## Objective
Change "raobs-point" to "sounding-point" everywhere in each listing below and reproduce every other line as it stands. Leave out the pictures.

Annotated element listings
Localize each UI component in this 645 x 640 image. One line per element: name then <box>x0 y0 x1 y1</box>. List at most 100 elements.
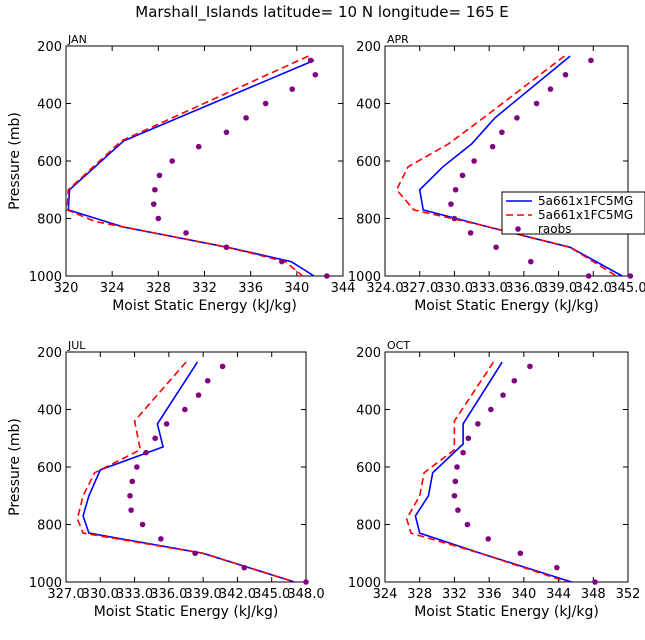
raobs-point <box>307 57 314 64</box>
plot-frame <box>65 351 307 583</box>
panel-jan: JAN 320 324 328 332 336 340 344 200 400 600 800 1000… <box>7 33 355 314</box>
x-tick-label: 324.0 <box>366 281 403 296</box>
plot-frame <box>65 45 344 277</box>
x-tick-label: 330.0 <box>82 587 119 602</box>
raobs-point <box>223 244 230 251</box>
x-tick-label: 332 <box>192 281 217 296</box>
raobs-point <box>143 449 149 456</box>
x-tick-label: 336 <box>477 587 502 602</box>
x-axis-label: Moist Static Energy (kJ/kg) <box>414 298 599 314</box>
x-tick-label: 328 <box>407 587 432 602</box>
raobs-point <box>528 258 534 265</box>
raobs-point <box>158 536 164 542</box>
legend-dot-marker <box>515 226 521 232</box>
panel-label: JUL <box>67 339 86 352</box>
raobs-point <box>279 258 285 265</box>
y-tick-label: 200 <box>37 40 62 55</box>
x-tick-label: 345.0 <box>609 281 645 296</box>
raobs-point <box>289 86 296 92</box>
y-tick-label: 800 <box>37 213 62 228</box>
raobs-point <box>195 392 202 398</box>
series-solid-line <box>414 361 572 583</box>
raobs-point <box>152 435 158 442</box>
raobs-point <box>465 435 472 442</box>
x-tick-label: 352 <box>616 587 641 602</box>
series-solid-line <box>82 361 295 583</box>
x-tick-label: 333.0 <box>471 281 508 296</box>
y-tick-label: 1000 <box>348 270 381 285</box>
raobs-point <box>488 406 494 413</box>
raobs-point <box>129 478 136 485</box>
raobs-point <box>547 86 554 92</box>
raobs-point <box>499 129 505 136</box>
y-tick-label: 400 <box>356 98 381 113</box>
x-tick-label: 342.0 <box>575 281 612 296</box>
raobs-point <box>452 186 459 193</box>
x-tick-label: 332 <box>442 587 467 602</box>
y-tick-label: 600 <box>356 461 381 476</box>
plot-frame <box>384 351 629 583</box>
y-tick-label: 600 <box>37 461 62 476</box>
x-tick-label: 339.0 <box>540 281 577 296</box>
raobs-point <box>588 57 594 64</box>
raobs-point <box>464 521 471 528</box>
series-dashed-line <box>405 361 568 583</box>
x-tick-label: 336.0 <box>505 281 542 296</box>
x-tick-label: 342.0 <box>219 587 256 602</box>
x-tick-label: 328 <box>146 281 171 296</box>
y-tick-label: 400 <box>356 404 381 419</box>
x-tick-label: 339.0 <box>185 587 222 602</box>
y-axis-label: Pressure (mb) <box>7 112 23 210</box>
y-tick-label: 400 <box>37 404 62 419</box>
raobs-point <box>303 579 309 585</box>
raobs-point <box>460 449 466 456</box>
x-axis-label: Moist Static Energy (kJ/kg) <box>112 298 297 314</box>
raobs-point <box>155 215 162 222</box>
raobs-point <box>324 273 330 279</box>
legend-label: raobs <box>538 222 572 236</box>
legend-label: 5a661x1FC5MG <box>538 194 633 208</box>
x-tick-label: 324 <box>373 587 398 602</box>
raobs-point <box>454 464 460 470</box>
panel-apr: APR 324.0327.0330.0333.0336.0339.0342.034… <box>348 33 645 314</box>
raobs-point <box>163 421 170 427</box>
raobs-point <box>312 71 319 78</box>
raobs-point <box>500 392 506 398</box>
x-tick-label: 327.0 <box>47 587 84 602</box>
plot-frame <box>384 45 629 277</box>
x-tick-label: 344 <box>331 281 356 296</box>
raobs-point <box>451 215 458 222</box>
y-tick-label: 800 <box>356 213 381 228</box>
figure-title: Marshall_Islands latitude= 10 N longitud… <box>135 3 508 22</box>
raobs-point <box>511 377 518 384</box>
series-dashed-line <box>66 55 309 277</box>
x-tick-label: 333.0 <box>116 587 153 602</box>
raobs-point <box>127 492 133 499</box>
raobs-point <box>455 507 461 513</box>
raobs-point <box>219 363 226 370</box>
series-dashed-line <box>395 55 617 277</box>
raobs-point <box>585 273 592 279</box>
y-tick-label: 1000 <box>348 576 381 591</box>
raobs-point <box>533 100 540 107</box>
raobs-point <box>527 363 533 370</box>
raobs-point <box>592 579 598 585</box>
y-tick-label: 200 <box>356 40 381 55</box>
series-solid-line <box>67 59 315 277</box>
y-tick-label: 400 <box>37 98 62 113</box>
y-tick-label: 1000 <box>29 576 62 591</box>
raobs-point <box>627 273 634 279</box>
raobs-point <box>514 115 520 121</box>
raobs-point <box>451 492 458 499</box>
raobs-point <box>223 129 230 136</box>
series-dashed-line <box>76 361 295 583</box>
panel-jul: JUL 327.0330.0333.0336.0339.0342.0345.034… <box>7 339 325 620</box>
raobs-point <box>467 230 474 236</box>
x-axis-label: Moist Static Energy (kJ/kg) <box>414 604 599 620</box>
raobs-point <box>182 406 188 413</box>
x-tick-label: 320 <box>54 281 79 296</box>
x-tick-label: 336 <box>238 281 263 296</box>
raobs-point <box>183 230 189 236</box>
x-axis-label: Moist Static Energy (kJ/kg) <box>94 604 279 620</box>
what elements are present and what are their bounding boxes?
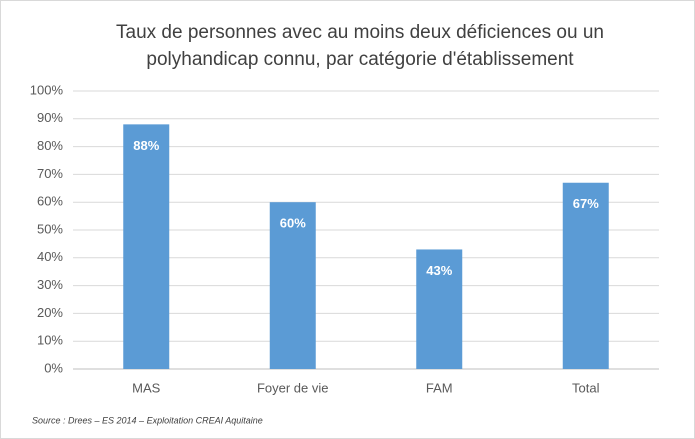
y-tick-label: 40% <box>37 249 63 264</box>
data-label: 43% <box>426 263 452 278</box>
data-label: 60% <box>280 216 306 231</box>
y-tick-label: 70% <box>37 166 63 181</box>
bar <box>416 249 463 369</box>
y-tick-label: 30% <box>37 277 63 292</box>
bar <box>123 124 170 369</box>
y-tick-label: 100% <box>30 82 64 97</box>
y-tick-label: 50% <box>37 221 63 236</box>
data-label: 67% <box>573 196 599 211</box>
chart-title: polyhandicap connu, par catégorie d'étab… <box>146 49 574 70</box>
y-tick-label: 60% <box>37 194 63 209</box>
source-note: Source : Drees – ES 2014 – Exploitation … <box>32 415 263 425</box>
x-tick-label: Foyer de vie <box>257 380 329 395</box>
y-tick-label: 10% <box>37 333 63 348</box>
y-tick-label: 90% <box>37 110 63 125</box>
chart-title: Taux de personnes avec au moins deux déf… <box>116 22 604 43</box>
bar <box>269 202 316 369</box>
y-tick-label: 20% <box>37 305 63 320</box>
bar <box>562 182 609 369</box>
x-tick-label: FAM <box>426 380 453 395</box>
y-tick-label: 0% <box>44 360 63 375</box>
x-tick-label: MAS <box>132 380 161 395</box>
x-tick-label: Total <box>572 380 600 395</box>
y-tick-label: 80% <box>37 138 63 153</box>
data-label: 88% <box>133 138 159 153</box>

## Completed exercise
Localize each UI component in this 645 x 640 image. One line per element: name then <box>x0 y0 x1 y1</box>. List at most 100 elements.
sounding-point <box>307 57 314 64</box>
plot-frame <box>65 351 307 583</box>
panel-jan: JAN 320 324 328 332 336 340 344 200 400 600 800 1000… <box>7 33 355 314</box>
x-tick-label: 324.0 <box>366 281 403 296</box>
plot-frame <box>65 45 344 277</box>
x-tick-label: 330.0 <box>82 587 119 602</box>
sounding-point <box>223 244 230 251</box>
x-tick-label: 332 <box>192 281 217 296</box>
sounding-point <box>143 449 149 456</box>
x-tick-label: 336 <box>477 587 502 602</box>
x-axis-label: Moist Static Energy (kJ/kg) <box>414 298 599 314</box>
x-tick-label: 328 <box>407 587 432 602</box>
sounding-point <box>528 258 534 265</box>
sounding-point <box>158 536 164 542</box>
legend-dot-marker <box>515 226 521 232</box>
panel-label: JUL <box>67 339 86 352</box>
sounding-point <box>279 258 285 265</box>
y-tick-label: 200 <box>37 40 62 55</box>
x-tick-label: 345.0 <box>609 281 645 296</box>
sounding-point <box>289 86 296 92</box>
y-tick-label: 800 <box>37 213 62 228</box>
sounding-point <box>195 392 202 398</box>
series-solid-line <box>414 361 572 583</box>
sounding-point <box>152 435 158 442</box>
sounding-point <box>465 435 472 442</box>
x-tick-label: 352 <box>616 587 641 602</box>
series-solid-line <box>82 361 295 583</box>
x-tick-label: 333.0 <box>471 281 508 296</box>
y-tick-label: 1000 <box>348 270 381 285</box>
sounding-point <box>488 406 494 413</box>
sounding-point <box>129 478 136 485</box>
sounding-point <box>547 86 554 92</box>
sounding-point <box>499 129 505 136</box>
y-tick-label: 400 <box>356 98 381 113</box>
x-tick-label: 342.0 <box>575 281 612 296</box>
sounding-point <box>452 186 459 193</box>
x-tick-label: 332 <box>442 587 467 602</box>
y-tick-label: 600 <box>356 461 381 476</box>
plot-frame <box>384 351 629 583</box>
y-tick-label: 600 <box>37 461 62 476</box>
x-tick-label: 339.0 <box>540 281 577 296</box>
sounding-point <box>588 57 594 64</box>
sounding-point <box>464 521 471 528</box>
series-dashed-line <box>405 361 568 583</box>
x-tick-label: 336.0 <box>505 281 542 296</box>
x-tick-label: 342.0 <box>219 587 256 602</box>
x-tick-label: 328 <box>146 281 171 296</box>
y-tick-label: 400 <box>356 404 381 419</box>
x-tick-label: 339.0 <box>185 587 222 602</box>
y-axis-label: Pressure (mb) <box>7 112 23 210</box>
y-tick-label: 400 <box>37 404 62 419</box>
sounding-point <box>303 579 309 585</box>
sounding-point <box>460 449 466 456</box>
x-axis-label: Moist Static Energy (kJ/kg) <box>112 298 297 314</box>
sounding-point <box>155 215 162 222</box>
sounding-point <box>324 273 330 279</box>
legend-label: raobs <box>538 222 572 236</box>
legend-label: 5a661x1FC5MG <box>538 194 633 208</box>
x-tick-label: 324 <box>373 587 398 602</box>
sounding-point <box>454 464 460 470</box>
panel-apr: APR 324.0327.0330.0333.0336.0339.0342.034… <box>348 33 645 314</box>
sounding-point <box>163 421 170 427</box>
sounding-point <box>312 71 319 78</box>
sounding-point <box>500 392 506 398</box>
x-tick-label: 327.0 <box>47 587 84 602</box>
plot-frame <box>384 45 629 277</box>
x-tick-label: 344 <box>331 281 356 296</box>
sounding-point <box>451 215 458 222</box>
y-tick-label: 800 <box>356 213 381 228</box>
figure-title: Marshall_Islands latitude= 10 N longitud… <box>135 3 508 22</box>
sounding-point <box>511 377 518 384</box>
series-dashed-line <box>66 55 309 277</box>
x-tick-label: 333.0 <box>116 587 153 602</box>
sounding-point <box>127 492 133 499</box>
sounding-point <box>455 507 461 513</box>
sounding-point <box>219 363 226 370</box>
series-dashed-line <box>395 55 617 277</box>
sounding-point <box>585 273 592 279</box>
y-tick-label: 1000 <box>348 576 381 591</box>
sounding-point <box>533 100 540 107</box>
sounding-point <box>527 363 533 370</box>
sounding-point <box>592 579 598 585</box>
y-tick-label: 200 <box>356 40 381 55</box>
series-solid-line <box>67 59 315 277</box>
y-tick-label: 400 <box>37 98 62 113</box>
y-tick-label: 1000 <box>29 576 62 591</box>
sounding-point <box>627 273 634 279</box>
sounding-point <box>514 115 520 121</box>
sounding-point <box>451 492 458 499</box>
sounding-point <box>223 129 230 136</box>
series-dashed-line <box>76 361 295 583</box>
panel-jul: JUL 327.0330.0333.0336.0339.0342.0345.034… <box>7 339 325 620</box>
sounding-point <box>467 230 474 236</box>
x-axis-label: Moist Static Energy (kJ/kg) <box>414 604 599 620</box>
sounding-point <box>182 406 188 413</box>
x-tick-label: 320 <box>54 281 79 296</box>
x-tick-label: 336 <box>238 281 263 296</box>
sounding-point <box>183 230 189 236</box>
x-axis-label: Moist Static Energy (kJ/kg) <box>94 604 279 620</box>
what elements are present and what are their bounding boxes?
y-tick-label: 40% <box>37 249 63 264</box>
data-label: 43% <box>426 263 452 278</box>
data-label: 60% <box>280 216 306 231</box>
y-tick-label: 70% <box>37 166 63 181</box>
bar <box>416 249 463 369</box>
y-tick-label: 30% <box>37 277 63 292</box>
bar <box>123 124 170 369</box>
y-tick-label: 100% <box>30 82 64 97</box>
y-tick-label: 50% <box>37 221 63 236</box>
data-label: 67% <box>573 196 599 211</box>
chart-title: polyhandicap connu, par catégorie d'étab… <box>146 49 574 70</box>
y-tick-label: 60% <box>37 194 63 209</box>
source-note: Source : Drees – ES 2014 – Exploitation … <box>32 415 263 425</box>
x-tick-label: Foyer de vie <box>257 380 329 395</box>
y-tick-label: 10% <box>37 333 63 348</box>
y-tick-label: 90% <box>37 110 63 125</box>
chart-title: Taux de personnes avec au moins deux déf… <box>116 22 604 43</box>
bar <box>269 202 316 369</box>
y-tick-label: 20% <box>37 305 63 320</box>
bar <box>562 182 609 369</box>
x-tick-label: FAM <box>426 380 453 395</box>
y-tick-label: 0% <box>44 360 63 375</box>
x-tick-label: MAS <box>132 380 161 395</box>
x-tick-label: Total <box>572 380 600 395</box>
y-tick-label: 80% <box>37 138 63 153</box>
data-label: 88% <box>133 138 159 153</box>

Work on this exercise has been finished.